Repeat the material verbatim. Images are excluded from the copy.

[Dataset entries]
+===+
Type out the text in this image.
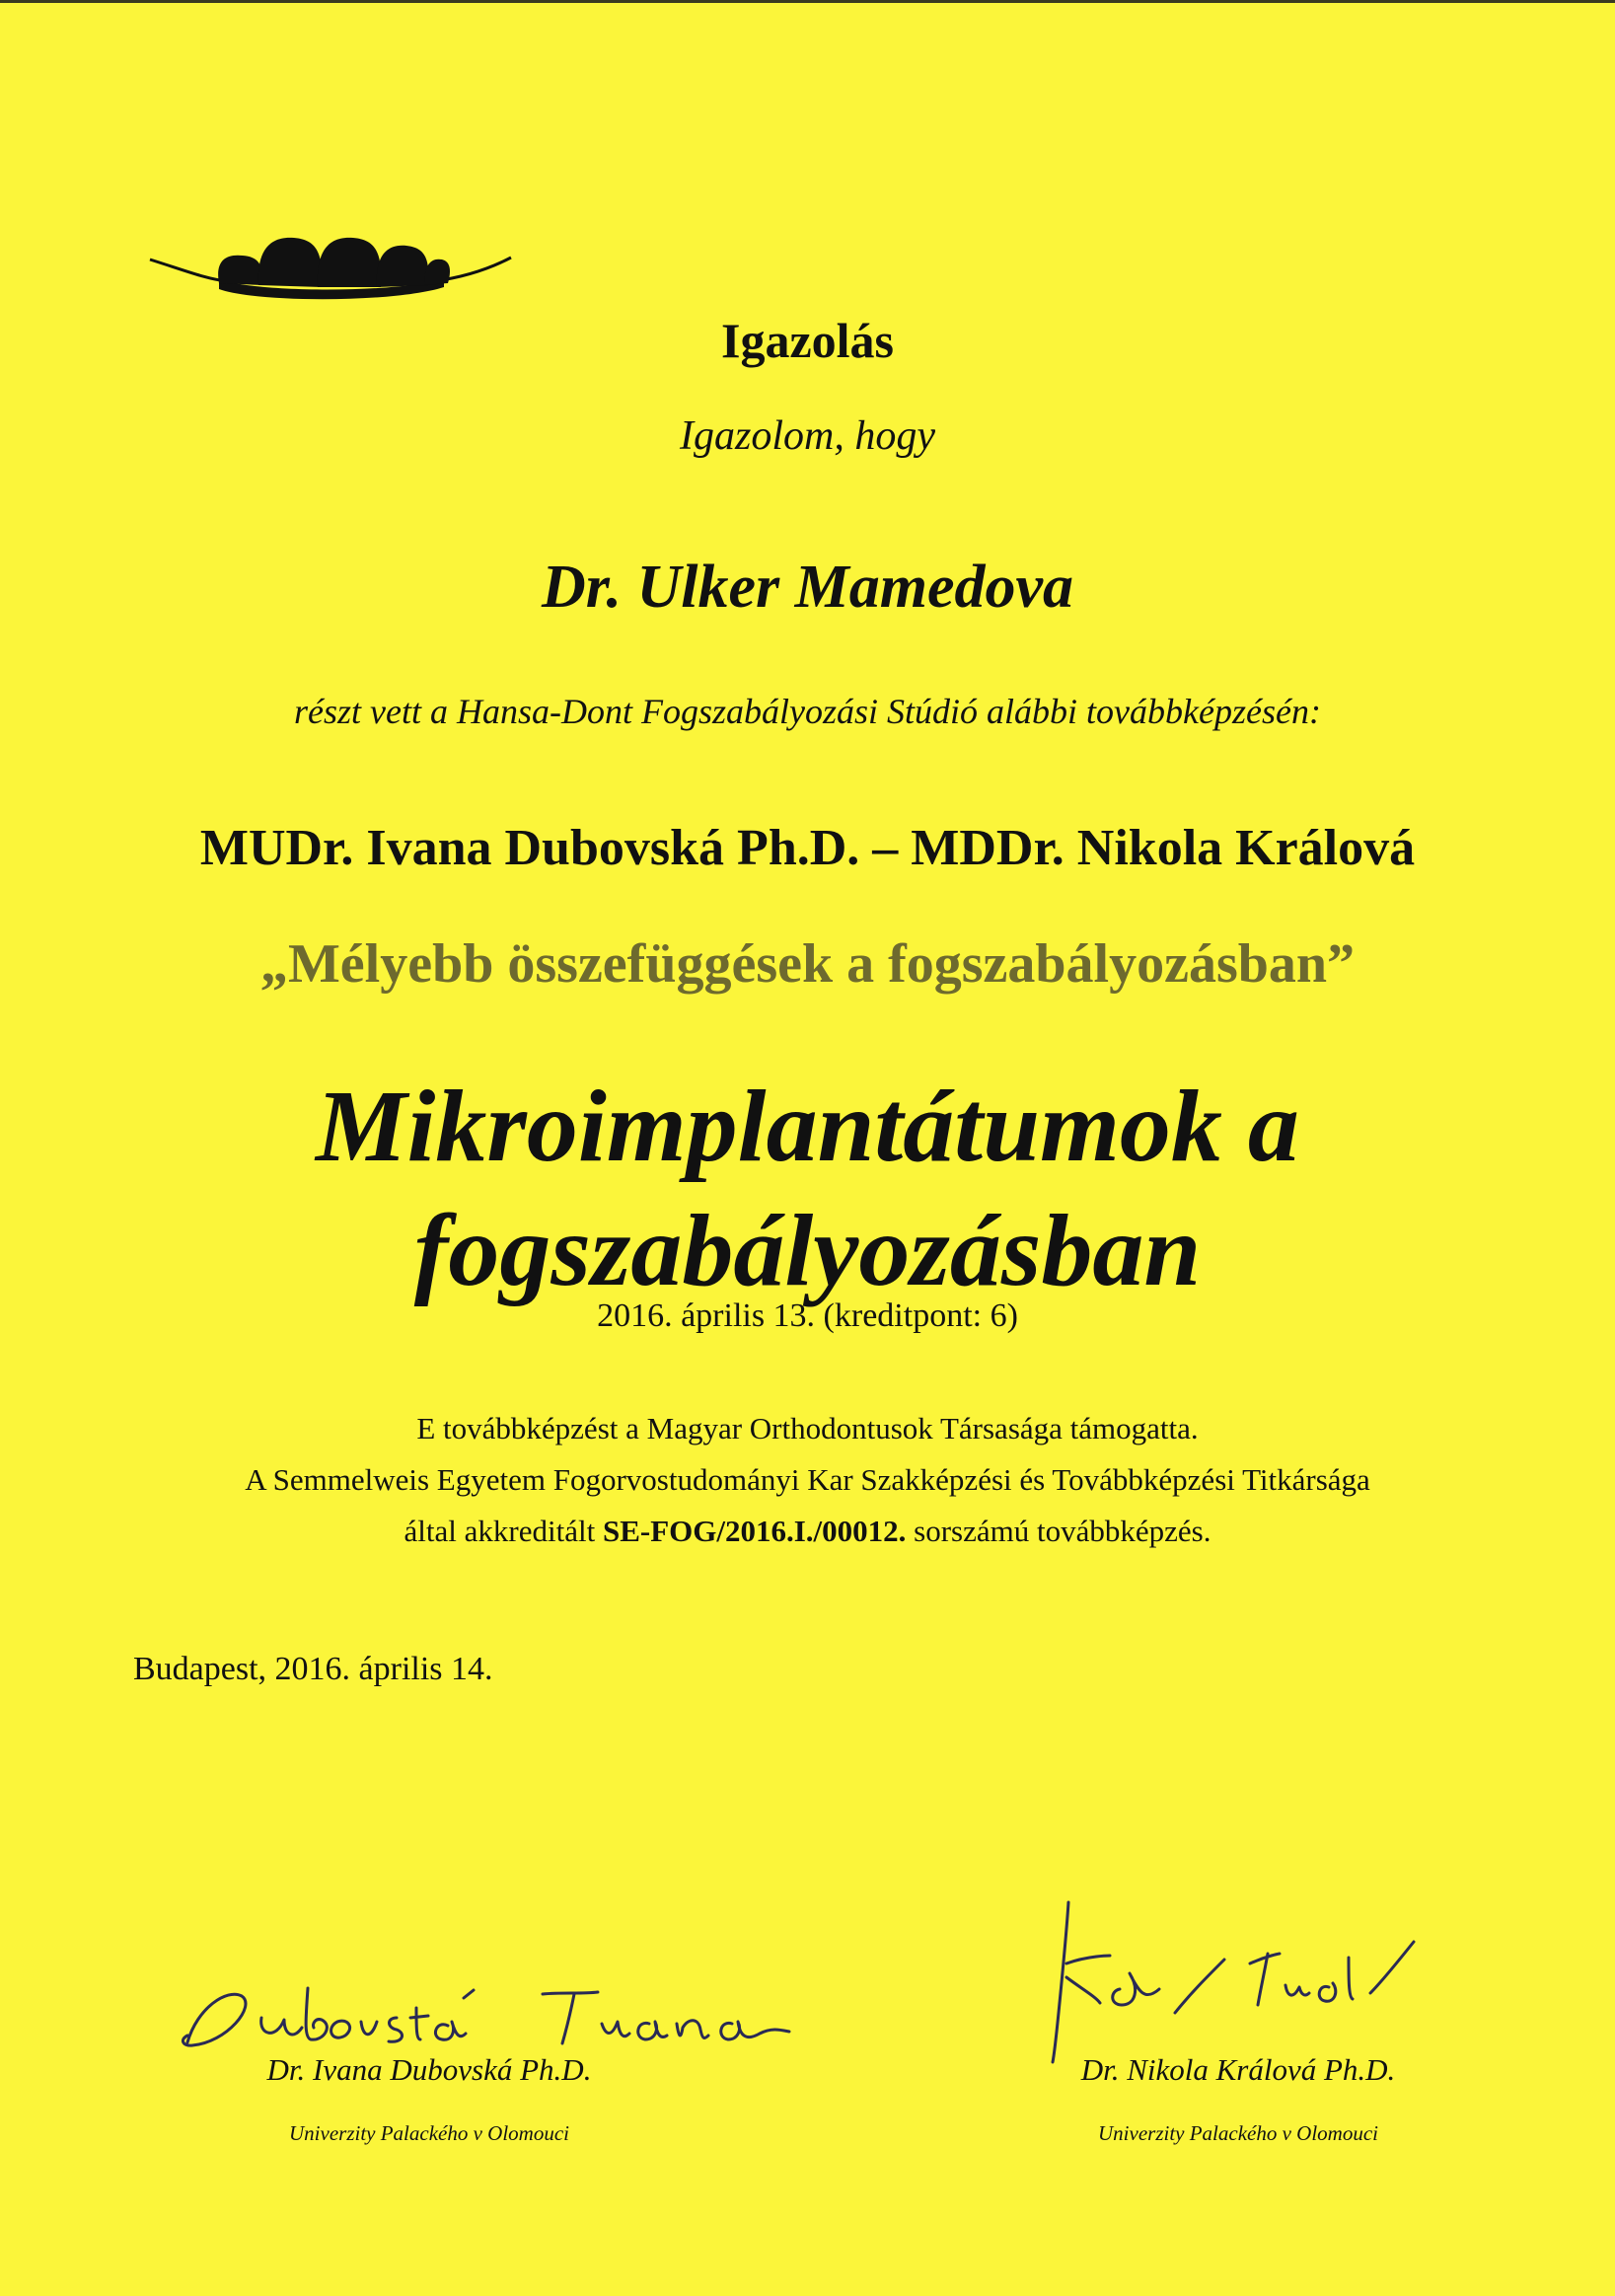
Igazolás
Igazolom, hogy
Dr. Ulker Mamedova
részt vett a Hansa-Dont Fogszabályozási Stúdió alábbi továbbképzésén:
MUDr. Ivana Dubovská Ph.D. – MDDr. Nikola Králová
„Mélyebb összefüggések a fogszabályozásban”
Mikroimplantátumok a
fogszabályozásban
2016. április 13. (kreditpont: 6)
E továbbképzést a Magyar Orthodontusok Társasága támogatta.
A Semmelweis Egyetem Fogorvostudományi Kar Szakképzési és Továbbképzési Titkársága
által akkreditált SE-FOG/2016.I./00012. sorszámú továbbképzés.
Budapest, 2016. április 14.
Dr. Ivana Dubovská Ph.D.
Univerzity Palackého v Olomouci
Dr. Nikola Králová Ph.D.
Univerzity Palackého v Olomouci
+===+
== EXPECTED OUTPUT ==
Type out the text in this image.
Igazolás
Igazolom, hogy
Dr. Ulker Mamedova
részt vett a Hansa-Dont Fogszabályozási Stúdió alábbi továbbképzésén:
MUDr. Ivana Dubovská Ph.D. – MDDr. Nikola Králová
„Mélyebb összefüggések a fogszabályozásban”
Mikroimplantátumok a
fogszabályozásban
2016. április 13. (kreditpont: 6)
E továbbképzést a Magyar Orthodontusok Társasága támogatta.
A Semmelweis Egyetem Fogorvostudományi Kar Szakképzési és Továbbképzési Titkársága
által akkreditált SE-FOG/2016.I./00012. sorszámú továbbképzés.
Budapest, 2016. április 14.
Dr. Ivana Dubovská Ph.D.
Univerzity Palackého v Olomouci
Dr. Nikola Králová Ph.D.
Univerzity Palackého v Olomouci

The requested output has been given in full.